[Collected data entries]
........
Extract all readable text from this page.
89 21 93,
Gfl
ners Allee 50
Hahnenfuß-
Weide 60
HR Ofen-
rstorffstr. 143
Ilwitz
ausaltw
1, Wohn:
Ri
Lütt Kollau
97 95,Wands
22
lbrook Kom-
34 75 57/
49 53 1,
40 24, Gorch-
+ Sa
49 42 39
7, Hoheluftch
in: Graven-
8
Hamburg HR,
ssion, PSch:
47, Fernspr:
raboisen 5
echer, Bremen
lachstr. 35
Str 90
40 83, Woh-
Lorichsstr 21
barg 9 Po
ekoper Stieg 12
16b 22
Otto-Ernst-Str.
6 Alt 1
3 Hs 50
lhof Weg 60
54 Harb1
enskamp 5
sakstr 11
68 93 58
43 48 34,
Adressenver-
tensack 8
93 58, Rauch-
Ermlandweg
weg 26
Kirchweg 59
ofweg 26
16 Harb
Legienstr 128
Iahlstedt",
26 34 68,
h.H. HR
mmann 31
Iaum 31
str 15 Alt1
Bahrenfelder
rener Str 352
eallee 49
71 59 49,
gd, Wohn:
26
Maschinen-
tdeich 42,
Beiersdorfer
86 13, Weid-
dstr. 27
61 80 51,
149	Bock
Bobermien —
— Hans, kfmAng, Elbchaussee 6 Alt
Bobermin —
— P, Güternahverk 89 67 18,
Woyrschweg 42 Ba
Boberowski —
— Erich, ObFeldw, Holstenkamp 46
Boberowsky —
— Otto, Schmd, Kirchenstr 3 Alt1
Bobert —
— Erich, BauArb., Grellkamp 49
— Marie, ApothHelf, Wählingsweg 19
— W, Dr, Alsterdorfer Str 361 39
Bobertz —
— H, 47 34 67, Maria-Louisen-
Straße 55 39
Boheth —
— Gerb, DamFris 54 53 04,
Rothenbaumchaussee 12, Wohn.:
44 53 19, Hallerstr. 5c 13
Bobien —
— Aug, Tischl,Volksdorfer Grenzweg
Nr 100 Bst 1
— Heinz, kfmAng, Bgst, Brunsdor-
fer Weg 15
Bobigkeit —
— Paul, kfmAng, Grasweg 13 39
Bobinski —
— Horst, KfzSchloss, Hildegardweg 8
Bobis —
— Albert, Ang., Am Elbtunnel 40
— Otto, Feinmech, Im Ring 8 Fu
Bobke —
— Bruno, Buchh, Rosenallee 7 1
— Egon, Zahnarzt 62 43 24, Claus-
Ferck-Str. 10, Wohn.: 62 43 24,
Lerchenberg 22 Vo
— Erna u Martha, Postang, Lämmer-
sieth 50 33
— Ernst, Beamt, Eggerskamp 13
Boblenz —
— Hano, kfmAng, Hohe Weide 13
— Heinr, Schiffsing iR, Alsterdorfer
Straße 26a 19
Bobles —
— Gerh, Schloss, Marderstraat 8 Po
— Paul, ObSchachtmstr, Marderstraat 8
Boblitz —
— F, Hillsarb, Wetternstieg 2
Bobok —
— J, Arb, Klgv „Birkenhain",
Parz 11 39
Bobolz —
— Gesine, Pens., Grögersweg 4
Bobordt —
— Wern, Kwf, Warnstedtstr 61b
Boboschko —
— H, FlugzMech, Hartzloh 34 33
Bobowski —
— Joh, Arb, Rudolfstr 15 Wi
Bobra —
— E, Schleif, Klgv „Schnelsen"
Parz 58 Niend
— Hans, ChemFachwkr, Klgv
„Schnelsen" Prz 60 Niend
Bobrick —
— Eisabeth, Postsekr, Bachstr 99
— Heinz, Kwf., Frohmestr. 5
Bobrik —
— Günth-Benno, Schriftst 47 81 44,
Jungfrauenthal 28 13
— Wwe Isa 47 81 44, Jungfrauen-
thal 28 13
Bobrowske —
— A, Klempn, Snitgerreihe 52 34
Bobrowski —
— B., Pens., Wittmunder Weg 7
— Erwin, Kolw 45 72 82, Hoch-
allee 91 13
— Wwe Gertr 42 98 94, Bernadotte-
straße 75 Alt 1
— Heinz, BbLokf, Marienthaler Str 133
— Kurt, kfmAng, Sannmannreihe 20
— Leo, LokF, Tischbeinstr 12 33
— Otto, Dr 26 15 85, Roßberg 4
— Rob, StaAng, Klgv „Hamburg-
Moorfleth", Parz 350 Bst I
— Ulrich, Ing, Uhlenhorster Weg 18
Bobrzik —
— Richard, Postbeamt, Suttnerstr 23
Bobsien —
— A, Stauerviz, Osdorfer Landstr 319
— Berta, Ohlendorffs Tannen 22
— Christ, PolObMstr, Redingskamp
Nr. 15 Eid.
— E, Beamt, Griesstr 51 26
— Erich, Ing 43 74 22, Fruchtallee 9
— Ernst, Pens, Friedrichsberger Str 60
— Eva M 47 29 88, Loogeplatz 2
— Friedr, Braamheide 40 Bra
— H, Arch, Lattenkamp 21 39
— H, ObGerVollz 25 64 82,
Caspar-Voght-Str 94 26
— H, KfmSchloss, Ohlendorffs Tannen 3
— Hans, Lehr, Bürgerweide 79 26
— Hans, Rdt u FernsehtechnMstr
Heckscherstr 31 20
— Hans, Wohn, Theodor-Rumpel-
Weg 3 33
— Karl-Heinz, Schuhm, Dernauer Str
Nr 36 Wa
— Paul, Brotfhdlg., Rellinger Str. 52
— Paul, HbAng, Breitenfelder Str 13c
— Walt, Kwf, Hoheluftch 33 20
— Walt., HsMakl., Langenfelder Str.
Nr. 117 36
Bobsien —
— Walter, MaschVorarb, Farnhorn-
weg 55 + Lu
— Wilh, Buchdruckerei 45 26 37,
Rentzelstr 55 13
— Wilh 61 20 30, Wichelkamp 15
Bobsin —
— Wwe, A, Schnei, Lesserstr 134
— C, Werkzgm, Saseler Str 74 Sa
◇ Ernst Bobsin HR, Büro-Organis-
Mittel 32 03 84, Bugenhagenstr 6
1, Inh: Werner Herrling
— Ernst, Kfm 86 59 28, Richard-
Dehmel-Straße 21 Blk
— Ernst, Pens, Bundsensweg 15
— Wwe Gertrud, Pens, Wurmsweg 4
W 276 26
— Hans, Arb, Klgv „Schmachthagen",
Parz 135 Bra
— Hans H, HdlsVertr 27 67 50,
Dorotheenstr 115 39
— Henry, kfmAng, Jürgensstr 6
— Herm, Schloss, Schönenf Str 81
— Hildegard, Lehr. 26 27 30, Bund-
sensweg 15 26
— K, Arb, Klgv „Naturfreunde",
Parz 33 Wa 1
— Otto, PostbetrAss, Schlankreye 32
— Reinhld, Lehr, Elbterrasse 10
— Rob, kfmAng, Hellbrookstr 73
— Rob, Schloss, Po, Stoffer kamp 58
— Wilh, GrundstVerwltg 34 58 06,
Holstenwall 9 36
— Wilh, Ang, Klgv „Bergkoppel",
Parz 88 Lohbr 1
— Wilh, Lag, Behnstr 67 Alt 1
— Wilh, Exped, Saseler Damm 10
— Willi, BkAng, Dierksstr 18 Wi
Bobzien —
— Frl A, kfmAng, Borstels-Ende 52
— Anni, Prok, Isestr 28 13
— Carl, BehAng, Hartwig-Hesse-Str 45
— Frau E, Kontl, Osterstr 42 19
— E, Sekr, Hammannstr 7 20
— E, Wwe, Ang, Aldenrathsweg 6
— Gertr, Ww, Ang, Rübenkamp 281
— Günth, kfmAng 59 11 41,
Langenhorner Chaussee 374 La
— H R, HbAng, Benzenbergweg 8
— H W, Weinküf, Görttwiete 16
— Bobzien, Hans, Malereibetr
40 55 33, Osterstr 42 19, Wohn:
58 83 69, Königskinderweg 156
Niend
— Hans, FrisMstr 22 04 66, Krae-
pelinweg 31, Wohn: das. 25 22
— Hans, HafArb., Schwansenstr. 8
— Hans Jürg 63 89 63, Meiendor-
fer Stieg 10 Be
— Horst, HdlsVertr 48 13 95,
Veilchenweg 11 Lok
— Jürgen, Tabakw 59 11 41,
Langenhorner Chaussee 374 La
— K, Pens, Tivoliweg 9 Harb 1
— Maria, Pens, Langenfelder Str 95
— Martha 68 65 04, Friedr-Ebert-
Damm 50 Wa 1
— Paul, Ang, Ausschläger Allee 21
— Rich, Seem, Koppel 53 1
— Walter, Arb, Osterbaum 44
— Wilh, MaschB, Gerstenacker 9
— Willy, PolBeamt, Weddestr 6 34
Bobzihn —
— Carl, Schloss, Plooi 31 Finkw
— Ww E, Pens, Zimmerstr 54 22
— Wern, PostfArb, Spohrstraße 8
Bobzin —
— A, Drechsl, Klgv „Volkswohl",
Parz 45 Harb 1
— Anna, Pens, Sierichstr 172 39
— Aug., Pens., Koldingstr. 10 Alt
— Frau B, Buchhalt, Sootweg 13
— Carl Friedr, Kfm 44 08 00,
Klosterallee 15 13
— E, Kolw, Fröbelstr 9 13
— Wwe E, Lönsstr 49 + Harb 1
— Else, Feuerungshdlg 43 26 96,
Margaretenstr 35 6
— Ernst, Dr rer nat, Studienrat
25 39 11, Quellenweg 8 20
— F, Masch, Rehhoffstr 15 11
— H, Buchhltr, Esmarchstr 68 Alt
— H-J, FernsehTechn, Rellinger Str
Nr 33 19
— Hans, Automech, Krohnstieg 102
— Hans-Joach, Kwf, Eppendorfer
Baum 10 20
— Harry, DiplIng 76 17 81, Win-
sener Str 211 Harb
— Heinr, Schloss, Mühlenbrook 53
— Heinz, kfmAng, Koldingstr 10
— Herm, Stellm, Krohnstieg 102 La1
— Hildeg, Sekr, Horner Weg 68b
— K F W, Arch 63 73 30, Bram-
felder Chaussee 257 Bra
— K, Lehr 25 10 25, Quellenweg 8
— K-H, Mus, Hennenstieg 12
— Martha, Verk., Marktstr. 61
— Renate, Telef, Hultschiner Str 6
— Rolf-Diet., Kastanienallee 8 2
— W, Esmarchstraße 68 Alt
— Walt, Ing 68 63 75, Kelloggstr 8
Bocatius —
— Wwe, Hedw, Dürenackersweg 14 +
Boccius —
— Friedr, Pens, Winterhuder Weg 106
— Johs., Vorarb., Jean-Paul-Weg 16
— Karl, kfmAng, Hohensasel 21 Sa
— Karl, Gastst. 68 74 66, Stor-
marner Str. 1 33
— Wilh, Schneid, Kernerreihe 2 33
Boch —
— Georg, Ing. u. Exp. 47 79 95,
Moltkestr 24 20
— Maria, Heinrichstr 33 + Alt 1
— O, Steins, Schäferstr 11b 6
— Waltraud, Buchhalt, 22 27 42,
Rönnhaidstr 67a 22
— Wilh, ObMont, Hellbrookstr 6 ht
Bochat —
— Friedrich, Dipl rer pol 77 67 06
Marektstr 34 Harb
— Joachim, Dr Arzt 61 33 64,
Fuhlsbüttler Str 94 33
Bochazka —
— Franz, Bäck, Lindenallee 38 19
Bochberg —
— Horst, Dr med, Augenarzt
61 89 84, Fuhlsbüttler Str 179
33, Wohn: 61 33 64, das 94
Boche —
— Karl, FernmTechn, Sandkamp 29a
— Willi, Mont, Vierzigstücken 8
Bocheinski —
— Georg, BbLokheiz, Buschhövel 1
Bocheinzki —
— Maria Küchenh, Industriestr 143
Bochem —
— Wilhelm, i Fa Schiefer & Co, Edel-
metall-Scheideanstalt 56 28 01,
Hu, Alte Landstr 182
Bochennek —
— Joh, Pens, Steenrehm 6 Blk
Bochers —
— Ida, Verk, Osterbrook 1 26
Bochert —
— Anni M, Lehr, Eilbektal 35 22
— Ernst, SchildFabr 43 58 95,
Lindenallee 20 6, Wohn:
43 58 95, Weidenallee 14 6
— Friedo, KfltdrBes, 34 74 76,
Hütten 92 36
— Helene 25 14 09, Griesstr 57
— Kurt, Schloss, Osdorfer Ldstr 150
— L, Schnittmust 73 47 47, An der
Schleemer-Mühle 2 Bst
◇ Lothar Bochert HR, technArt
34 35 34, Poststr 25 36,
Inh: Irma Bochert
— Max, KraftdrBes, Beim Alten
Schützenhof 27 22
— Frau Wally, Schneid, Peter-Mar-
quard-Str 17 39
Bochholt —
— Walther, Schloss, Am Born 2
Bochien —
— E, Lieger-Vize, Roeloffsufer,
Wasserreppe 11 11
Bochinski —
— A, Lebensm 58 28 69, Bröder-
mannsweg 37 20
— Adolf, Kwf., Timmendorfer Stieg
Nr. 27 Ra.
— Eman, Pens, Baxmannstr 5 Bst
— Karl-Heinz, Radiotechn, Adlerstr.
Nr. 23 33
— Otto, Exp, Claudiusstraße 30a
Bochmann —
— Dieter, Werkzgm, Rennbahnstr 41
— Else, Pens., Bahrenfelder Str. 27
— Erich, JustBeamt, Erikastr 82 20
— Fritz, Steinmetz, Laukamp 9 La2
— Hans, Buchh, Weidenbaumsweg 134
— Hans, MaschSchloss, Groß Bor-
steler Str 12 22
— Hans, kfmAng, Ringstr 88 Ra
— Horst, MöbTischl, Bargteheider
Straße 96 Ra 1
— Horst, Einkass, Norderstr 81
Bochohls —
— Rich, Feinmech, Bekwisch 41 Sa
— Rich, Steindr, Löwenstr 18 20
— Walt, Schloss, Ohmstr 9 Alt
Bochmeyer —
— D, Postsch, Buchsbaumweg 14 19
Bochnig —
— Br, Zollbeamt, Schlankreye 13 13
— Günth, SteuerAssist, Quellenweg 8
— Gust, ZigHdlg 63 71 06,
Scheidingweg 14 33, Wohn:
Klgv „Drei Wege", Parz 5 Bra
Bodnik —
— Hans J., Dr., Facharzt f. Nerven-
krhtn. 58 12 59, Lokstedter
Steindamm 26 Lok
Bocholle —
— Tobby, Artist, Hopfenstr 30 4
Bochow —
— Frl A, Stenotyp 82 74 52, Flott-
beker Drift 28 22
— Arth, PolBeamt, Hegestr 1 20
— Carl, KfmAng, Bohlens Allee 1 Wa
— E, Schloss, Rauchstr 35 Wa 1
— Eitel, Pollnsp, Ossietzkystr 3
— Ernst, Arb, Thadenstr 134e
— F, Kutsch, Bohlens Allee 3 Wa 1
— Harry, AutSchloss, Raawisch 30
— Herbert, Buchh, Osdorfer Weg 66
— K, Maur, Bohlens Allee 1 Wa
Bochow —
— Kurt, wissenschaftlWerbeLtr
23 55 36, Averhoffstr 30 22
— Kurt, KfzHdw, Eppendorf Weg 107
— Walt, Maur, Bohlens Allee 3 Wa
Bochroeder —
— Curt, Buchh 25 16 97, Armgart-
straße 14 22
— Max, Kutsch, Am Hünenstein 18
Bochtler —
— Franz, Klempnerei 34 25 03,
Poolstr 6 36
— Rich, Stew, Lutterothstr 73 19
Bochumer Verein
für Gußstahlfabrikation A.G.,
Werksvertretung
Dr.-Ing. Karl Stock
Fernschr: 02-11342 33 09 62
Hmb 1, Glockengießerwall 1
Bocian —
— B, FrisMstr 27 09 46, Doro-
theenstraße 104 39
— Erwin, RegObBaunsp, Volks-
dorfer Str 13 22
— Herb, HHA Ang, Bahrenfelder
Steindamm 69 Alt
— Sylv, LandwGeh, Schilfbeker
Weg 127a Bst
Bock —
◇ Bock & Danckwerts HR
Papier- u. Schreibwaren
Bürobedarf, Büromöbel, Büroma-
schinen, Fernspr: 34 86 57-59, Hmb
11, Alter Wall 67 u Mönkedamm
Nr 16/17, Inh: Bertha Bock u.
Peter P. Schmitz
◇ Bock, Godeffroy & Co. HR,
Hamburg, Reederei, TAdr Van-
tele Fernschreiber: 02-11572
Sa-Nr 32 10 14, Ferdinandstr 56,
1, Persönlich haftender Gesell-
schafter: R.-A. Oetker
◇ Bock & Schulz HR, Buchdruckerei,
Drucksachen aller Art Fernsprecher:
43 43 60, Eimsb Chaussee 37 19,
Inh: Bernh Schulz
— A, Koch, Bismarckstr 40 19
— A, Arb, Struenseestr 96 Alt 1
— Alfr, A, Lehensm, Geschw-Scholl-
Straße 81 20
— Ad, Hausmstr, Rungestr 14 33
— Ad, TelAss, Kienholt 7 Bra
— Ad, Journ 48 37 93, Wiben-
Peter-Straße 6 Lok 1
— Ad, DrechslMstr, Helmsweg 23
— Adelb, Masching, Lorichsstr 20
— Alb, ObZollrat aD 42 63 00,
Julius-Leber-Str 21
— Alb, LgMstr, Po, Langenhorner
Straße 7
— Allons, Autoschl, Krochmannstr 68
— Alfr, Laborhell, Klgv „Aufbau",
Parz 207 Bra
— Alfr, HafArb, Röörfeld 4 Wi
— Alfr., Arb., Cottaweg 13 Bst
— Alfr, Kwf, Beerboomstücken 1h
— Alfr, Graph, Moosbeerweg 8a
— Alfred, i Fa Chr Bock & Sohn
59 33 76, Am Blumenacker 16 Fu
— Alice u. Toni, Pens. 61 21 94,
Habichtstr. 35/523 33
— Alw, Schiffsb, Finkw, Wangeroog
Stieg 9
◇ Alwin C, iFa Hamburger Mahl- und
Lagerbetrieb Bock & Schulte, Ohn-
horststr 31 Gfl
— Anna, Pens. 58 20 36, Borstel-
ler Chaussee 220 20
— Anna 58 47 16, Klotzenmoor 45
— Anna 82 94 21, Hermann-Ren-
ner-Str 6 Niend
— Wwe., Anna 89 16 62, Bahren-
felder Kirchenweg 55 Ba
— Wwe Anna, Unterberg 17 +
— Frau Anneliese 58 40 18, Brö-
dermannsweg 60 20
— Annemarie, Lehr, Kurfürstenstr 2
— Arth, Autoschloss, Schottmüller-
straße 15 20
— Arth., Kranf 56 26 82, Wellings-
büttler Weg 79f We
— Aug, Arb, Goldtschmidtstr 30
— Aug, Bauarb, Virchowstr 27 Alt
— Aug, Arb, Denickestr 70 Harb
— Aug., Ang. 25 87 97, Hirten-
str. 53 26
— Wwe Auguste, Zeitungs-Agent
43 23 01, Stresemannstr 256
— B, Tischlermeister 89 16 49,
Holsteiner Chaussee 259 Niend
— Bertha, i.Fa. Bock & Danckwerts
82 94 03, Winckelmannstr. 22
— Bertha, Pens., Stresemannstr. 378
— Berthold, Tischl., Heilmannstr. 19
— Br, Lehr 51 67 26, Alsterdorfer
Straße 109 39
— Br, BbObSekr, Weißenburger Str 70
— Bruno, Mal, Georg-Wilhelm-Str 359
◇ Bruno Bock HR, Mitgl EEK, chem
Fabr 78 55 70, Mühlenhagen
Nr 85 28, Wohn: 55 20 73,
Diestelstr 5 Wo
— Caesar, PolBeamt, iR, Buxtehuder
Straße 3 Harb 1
........
### Directions for this task
Scan the records above for the string "Willi", then select every line that holds it.

### Right answer
— Willi, BkAng, Dierksstr 18 Wi
— Willi, Mont, Vierzigstücken 8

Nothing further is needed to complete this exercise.